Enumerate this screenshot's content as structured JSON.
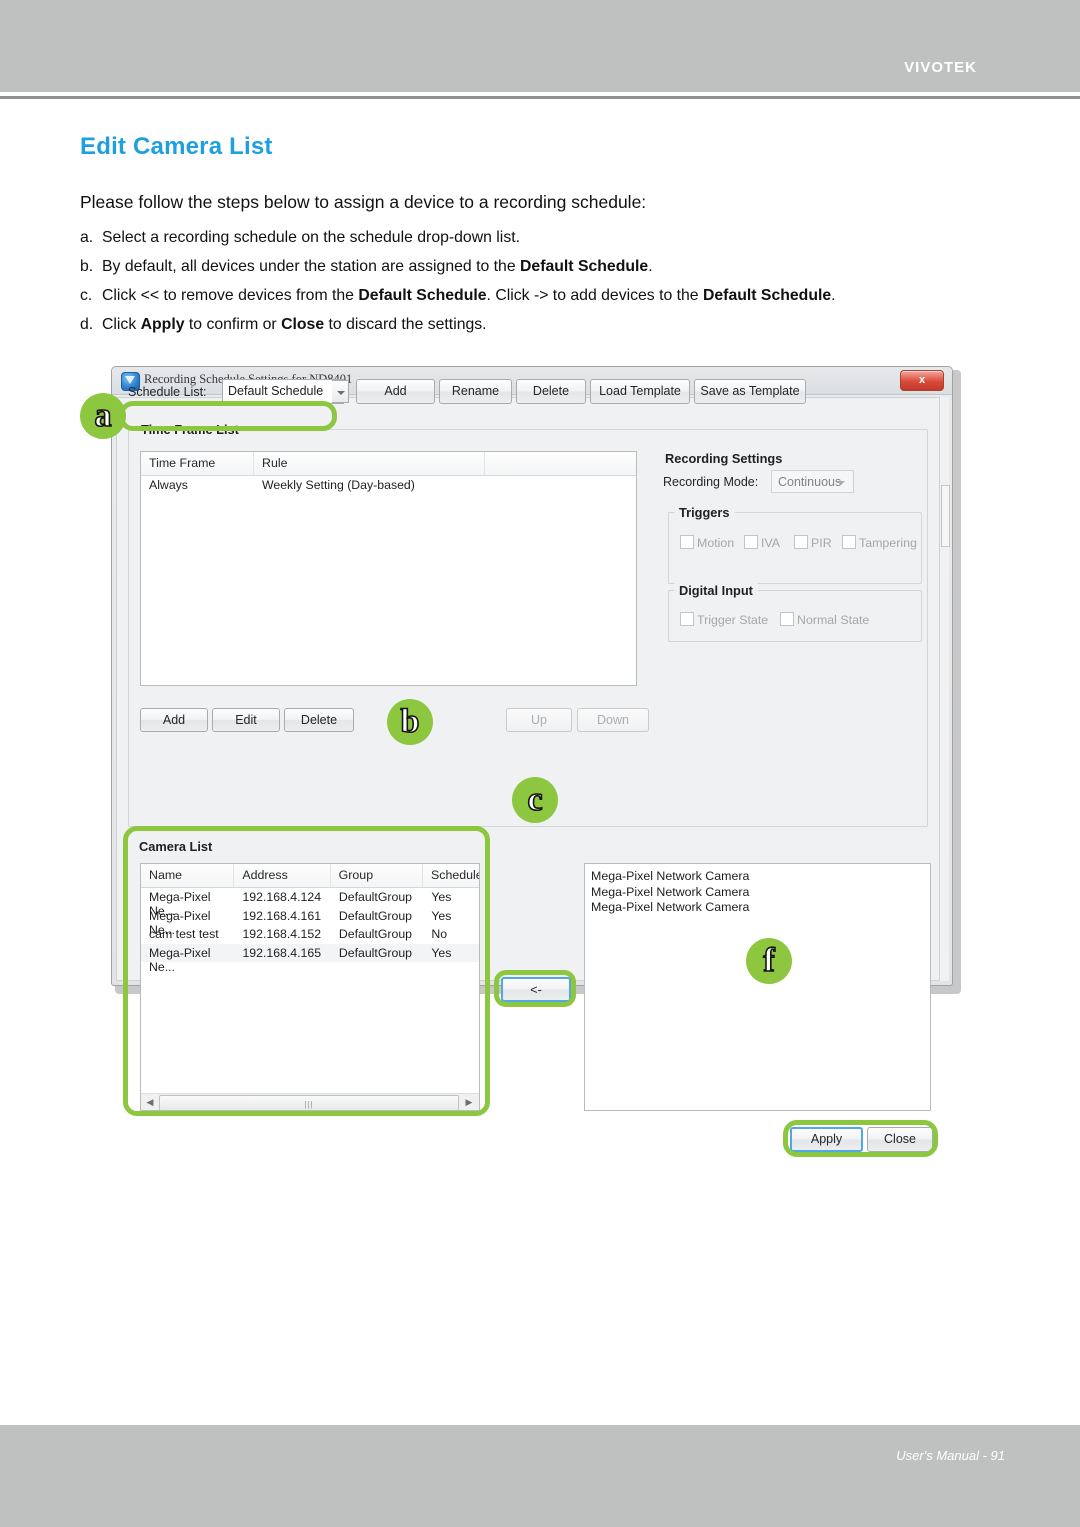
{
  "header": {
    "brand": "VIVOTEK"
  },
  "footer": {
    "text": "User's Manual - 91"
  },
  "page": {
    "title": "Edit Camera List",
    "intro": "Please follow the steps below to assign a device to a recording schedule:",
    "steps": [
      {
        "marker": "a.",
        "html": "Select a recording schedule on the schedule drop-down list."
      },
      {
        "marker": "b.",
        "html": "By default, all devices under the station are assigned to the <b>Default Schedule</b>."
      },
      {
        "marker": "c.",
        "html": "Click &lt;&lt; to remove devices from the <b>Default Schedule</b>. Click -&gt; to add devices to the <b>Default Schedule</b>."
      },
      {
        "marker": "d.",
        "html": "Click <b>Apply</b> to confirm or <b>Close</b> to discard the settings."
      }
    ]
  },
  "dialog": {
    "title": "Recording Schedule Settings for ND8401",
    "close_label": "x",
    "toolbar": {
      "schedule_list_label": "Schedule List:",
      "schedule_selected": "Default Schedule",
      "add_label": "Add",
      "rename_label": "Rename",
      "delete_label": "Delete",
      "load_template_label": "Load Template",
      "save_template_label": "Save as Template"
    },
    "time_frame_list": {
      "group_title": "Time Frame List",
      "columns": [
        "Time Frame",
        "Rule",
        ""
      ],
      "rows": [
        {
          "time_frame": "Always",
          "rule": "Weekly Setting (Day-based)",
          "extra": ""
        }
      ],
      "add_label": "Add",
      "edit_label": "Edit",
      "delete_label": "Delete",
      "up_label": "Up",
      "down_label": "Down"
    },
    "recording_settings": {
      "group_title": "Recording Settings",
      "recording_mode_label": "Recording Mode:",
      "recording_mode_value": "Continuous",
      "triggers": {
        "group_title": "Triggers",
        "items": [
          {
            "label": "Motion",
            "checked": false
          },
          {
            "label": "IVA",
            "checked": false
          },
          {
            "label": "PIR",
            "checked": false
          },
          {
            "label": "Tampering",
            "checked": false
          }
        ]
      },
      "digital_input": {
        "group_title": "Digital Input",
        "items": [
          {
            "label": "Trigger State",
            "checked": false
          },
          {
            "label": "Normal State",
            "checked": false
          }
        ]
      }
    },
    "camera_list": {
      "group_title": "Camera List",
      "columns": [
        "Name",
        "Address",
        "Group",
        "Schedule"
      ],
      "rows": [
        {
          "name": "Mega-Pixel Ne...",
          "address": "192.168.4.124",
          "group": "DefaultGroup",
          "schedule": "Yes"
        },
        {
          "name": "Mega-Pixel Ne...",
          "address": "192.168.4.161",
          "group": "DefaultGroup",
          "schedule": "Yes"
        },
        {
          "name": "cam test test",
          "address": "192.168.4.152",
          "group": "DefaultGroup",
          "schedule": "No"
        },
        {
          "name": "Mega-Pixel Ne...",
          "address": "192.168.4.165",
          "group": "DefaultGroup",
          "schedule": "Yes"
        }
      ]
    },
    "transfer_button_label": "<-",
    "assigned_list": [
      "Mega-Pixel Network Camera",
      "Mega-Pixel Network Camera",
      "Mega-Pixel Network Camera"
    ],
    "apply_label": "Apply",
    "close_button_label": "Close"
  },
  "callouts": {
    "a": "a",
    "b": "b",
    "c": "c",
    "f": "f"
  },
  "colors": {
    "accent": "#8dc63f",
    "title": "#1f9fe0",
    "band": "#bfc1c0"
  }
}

Instruction: Restate each line of the records exactly; pictures do not belong in the copy.

Expected answer:
Enumerate this screenshot's content as structured JSON.
{
  "header": {
    "brand": "VIVOTEK"
  },
  "footer": {
    "text": "User's Manual - 91"
  },
  "page": {
    "title": "Edit Camera List",
    "intro": "Please follow the steps below to assign a device to a recording schedule:",
    "steps": [
      {
        "marker": "a.",
        "html": "Select a recording schedule on the schedule drop-down list."
      },
      {
        "marker": "b.",
        "html": "By default, all devices under the station are assigned to the <b>Default Schedule</b>."
      },
      {
        "marker": "c.",
        "html": "Click &lt;&lt; to remove devices from the <b>Default Schedule</b>. Click -&gt; to add devices to the <b>Default Schedule</b>."
      },
      {
        "marker": "d.",
        "html": "Click <b>Apply</b> to confirm or <b>Close</b> to discard the settings."
      }
    ]
  },
  "dialog": {
    "title": "Recording Schedule Settings for ND8401",
    "close_label": "x",
    "toolbar": {
      "schedule_list_label": "Schedule List:",
      "schedule_selected": "Default Schedule",
      "add_label": "Add",
      "rename_label": "Rename",
      "delete_label": "Delete",
      "load_template_label": "Load Template",
      "save_template_label": "Save as Template"
    },
    "time_frame_list": {
      "group_title": "Time Frame List",
      "columns": [
        "Time Frame",
        "Rule",
        ""
      ],
      "rows": [
        {
          "time_frame": "Always",
          "rule": "Weekly Setting (Day-based)",
          "extra": ""
        }
      ],
      "add_label": "Add",
      "edit_label": "Edit",
      "delete_label": "Delete",
      "up_label": "Up",
      "down_label": "Down"
    },
    "recording_settings": {
      "group_title": "Recording Settings",
      "recording_mode_label": "Recording Mode:",
      "recording_mode_value": "Continuous",
      "triggers": {
        "group_title": "Triggers",
        "items": [
          {
            "label": "Motion",
            "checked": false
          },
          {
            "label": "IVA",
            "checked": false
          },
          {
            "label": "PIR",
            "checked": false
          },
          {
            "label": "Tampering",
            "checked": false
          }
        ]
      },
      "digital_input": {
        "group_title": "Digital Input",
        "items": [
          {
            "label": "Trigger State",
            "checked": false
          },
          {
            "label": "Normal State",
            "checked": false
          }
        ]
      }
    },
    "camera_list": {
      "group_title": "Camera List",
      "columns": [
        "Name",
        "Address",
        "Group",
        "Schedule"
      ],
      "rows": [
        {
          "name": "Mega-Pixel Ne...",
          "address": "192.168.4.124",
          "group": "DefaultGroup",
          "schedule": "Yes"
        },
        {
          "name": "Mega-Pixel Ne...",
          "address": "192.168.4.161",
          "group": "DefaultGroup",
          "schedule": "Yes"
        },
        {
          "name": "cam test test",
          "address": "192.168.4.152",
          "group": "DefaultGroup",
          "schedule": "No"
        },
        {
          "name": "Mega-Pixel Ne...",
          "address": "192.168.4.165",
          "group": "DefaultGroup",
          "schedule": "Yes"
        }
      ]
    },
    "transfer_button_label": "<-",
    "assigned_list": [
      "Mega-Pixel Network Camera",
      "Mega-Pixel Network Camera",
      "Mega-Pixel Network Camera"
    ],
    "apply_label": "Apply",
    "close_button_label": "Close"
  },
  "callouts": {
    "a": "a",
    "b": "b",
    "c": "c",
    "f": "f"
  },
  "colors": {
    "accent": "#8dc63f",
    "title": "#1f9fe0",
    "band": "#bfc1c0"
  }
}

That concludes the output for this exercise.